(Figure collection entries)
/---
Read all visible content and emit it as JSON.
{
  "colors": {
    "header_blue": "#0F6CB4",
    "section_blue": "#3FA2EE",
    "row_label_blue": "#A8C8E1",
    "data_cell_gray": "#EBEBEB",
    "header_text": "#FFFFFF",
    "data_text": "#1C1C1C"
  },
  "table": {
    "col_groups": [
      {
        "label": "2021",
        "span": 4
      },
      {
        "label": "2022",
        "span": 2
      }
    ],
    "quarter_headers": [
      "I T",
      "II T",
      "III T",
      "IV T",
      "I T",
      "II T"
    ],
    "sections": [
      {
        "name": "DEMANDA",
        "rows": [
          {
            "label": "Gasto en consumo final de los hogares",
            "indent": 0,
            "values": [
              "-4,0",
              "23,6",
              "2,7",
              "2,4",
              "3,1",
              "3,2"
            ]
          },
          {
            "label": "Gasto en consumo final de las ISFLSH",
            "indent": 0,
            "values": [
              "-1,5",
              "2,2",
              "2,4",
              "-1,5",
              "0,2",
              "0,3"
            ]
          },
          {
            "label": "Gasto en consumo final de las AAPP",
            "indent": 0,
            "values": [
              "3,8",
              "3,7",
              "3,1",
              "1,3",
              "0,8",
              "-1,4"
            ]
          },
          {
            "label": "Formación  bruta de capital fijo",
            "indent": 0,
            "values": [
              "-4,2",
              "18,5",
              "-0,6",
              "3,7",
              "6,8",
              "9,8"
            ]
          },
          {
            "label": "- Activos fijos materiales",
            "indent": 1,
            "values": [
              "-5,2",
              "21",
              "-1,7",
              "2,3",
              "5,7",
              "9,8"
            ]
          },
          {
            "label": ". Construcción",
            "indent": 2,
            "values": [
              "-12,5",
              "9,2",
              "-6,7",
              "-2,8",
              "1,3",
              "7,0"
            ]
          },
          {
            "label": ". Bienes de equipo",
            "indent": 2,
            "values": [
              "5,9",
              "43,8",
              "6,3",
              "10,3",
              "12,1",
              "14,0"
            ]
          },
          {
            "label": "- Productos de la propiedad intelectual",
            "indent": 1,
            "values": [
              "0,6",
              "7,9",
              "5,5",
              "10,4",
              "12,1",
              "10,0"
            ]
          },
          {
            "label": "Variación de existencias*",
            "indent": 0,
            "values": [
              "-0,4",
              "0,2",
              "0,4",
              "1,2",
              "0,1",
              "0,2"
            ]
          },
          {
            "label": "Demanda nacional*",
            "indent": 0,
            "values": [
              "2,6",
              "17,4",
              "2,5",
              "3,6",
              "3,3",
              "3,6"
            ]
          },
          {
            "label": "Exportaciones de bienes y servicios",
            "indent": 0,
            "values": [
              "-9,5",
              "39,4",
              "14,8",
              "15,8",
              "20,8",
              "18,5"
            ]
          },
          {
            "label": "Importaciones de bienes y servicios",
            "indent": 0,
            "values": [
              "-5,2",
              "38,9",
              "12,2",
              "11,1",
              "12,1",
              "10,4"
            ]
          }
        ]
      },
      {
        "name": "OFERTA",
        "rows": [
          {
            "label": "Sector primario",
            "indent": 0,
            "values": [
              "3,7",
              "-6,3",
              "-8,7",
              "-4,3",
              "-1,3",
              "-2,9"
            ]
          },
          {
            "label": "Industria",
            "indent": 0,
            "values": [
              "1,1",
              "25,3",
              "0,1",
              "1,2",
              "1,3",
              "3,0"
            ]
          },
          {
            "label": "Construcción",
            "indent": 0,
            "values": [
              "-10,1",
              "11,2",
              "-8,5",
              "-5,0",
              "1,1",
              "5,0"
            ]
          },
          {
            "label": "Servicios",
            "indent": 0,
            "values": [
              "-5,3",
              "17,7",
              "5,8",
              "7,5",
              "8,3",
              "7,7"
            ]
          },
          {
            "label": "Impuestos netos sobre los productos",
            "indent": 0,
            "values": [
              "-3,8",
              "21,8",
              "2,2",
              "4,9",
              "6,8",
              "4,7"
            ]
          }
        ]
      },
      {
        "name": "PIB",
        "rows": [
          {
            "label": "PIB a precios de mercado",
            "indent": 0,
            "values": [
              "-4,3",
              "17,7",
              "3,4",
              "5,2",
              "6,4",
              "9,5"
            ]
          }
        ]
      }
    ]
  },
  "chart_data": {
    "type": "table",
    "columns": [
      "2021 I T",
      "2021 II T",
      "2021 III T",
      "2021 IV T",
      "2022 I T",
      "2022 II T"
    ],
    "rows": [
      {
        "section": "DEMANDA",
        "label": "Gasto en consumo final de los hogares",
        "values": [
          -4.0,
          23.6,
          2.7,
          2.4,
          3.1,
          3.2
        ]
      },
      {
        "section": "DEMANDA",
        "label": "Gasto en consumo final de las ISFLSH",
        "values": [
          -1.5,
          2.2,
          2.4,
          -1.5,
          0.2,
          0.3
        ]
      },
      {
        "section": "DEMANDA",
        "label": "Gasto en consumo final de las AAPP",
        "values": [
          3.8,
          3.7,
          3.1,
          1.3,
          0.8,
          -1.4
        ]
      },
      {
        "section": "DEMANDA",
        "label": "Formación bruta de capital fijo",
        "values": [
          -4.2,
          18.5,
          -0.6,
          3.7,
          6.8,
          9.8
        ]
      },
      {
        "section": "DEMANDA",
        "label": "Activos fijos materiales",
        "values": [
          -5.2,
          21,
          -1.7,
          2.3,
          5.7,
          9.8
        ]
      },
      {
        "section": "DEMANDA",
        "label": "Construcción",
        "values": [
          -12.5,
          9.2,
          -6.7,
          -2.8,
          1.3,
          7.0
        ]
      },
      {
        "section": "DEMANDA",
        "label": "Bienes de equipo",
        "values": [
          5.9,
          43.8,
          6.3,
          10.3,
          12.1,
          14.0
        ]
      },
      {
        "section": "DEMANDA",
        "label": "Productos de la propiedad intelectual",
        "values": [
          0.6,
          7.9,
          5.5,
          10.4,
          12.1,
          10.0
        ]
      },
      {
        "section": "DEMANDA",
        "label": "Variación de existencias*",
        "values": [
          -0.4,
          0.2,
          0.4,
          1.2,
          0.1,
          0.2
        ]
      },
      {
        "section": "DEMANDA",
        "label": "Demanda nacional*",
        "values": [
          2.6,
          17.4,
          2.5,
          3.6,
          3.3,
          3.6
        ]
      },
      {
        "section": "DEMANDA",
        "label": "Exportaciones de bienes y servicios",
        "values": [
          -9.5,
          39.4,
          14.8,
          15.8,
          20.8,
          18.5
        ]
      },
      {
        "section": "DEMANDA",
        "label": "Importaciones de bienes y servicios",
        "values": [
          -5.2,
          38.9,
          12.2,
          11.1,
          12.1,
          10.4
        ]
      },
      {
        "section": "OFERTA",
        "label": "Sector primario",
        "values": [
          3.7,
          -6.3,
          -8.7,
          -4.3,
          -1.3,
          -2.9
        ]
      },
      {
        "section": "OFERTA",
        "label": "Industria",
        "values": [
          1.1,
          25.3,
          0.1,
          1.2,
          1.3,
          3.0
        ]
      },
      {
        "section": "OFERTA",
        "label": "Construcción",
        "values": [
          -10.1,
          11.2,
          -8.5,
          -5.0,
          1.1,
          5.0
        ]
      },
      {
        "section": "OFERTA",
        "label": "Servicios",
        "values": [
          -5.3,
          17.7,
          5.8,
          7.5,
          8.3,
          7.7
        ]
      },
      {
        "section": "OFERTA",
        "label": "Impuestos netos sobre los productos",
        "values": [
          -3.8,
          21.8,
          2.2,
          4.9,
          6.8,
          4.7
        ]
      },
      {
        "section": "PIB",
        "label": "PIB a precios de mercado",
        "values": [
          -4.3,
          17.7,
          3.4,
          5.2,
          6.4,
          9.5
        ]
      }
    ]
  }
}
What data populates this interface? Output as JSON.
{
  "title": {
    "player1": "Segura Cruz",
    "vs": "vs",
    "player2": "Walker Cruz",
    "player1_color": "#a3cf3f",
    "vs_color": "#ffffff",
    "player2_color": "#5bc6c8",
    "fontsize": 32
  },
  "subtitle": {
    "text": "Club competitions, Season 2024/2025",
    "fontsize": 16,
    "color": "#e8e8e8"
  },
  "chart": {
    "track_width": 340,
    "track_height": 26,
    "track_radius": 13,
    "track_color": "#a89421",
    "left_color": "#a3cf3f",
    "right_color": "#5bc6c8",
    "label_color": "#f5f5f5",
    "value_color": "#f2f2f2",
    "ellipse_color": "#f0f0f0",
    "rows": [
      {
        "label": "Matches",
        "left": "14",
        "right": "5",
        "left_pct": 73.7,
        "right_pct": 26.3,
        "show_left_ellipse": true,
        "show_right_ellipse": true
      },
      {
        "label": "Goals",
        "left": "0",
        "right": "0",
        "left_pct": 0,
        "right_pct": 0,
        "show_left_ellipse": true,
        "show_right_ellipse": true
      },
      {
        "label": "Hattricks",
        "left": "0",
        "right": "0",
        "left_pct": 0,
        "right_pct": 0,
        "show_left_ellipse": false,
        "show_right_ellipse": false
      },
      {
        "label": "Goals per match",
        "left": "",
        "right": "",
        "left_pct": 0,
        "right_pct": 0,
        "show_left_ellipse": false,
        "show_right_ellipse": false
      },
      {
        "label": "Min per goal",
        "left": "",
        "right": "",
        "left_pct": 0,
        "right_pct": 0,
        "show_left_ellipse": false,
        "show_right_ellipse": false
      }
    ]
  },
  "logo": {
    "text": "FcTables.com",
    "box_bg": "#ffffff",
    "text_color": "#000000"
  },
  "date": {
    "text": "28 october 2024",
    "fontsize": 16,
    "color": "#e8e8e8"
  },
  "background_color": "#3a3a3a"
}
\---
Which lines hold the word "propiedad"? Show each one.

- Final answer -
            "label": "- Productos de la propiedad intelectual",
        "label": "Productos de la propiedad intelectual",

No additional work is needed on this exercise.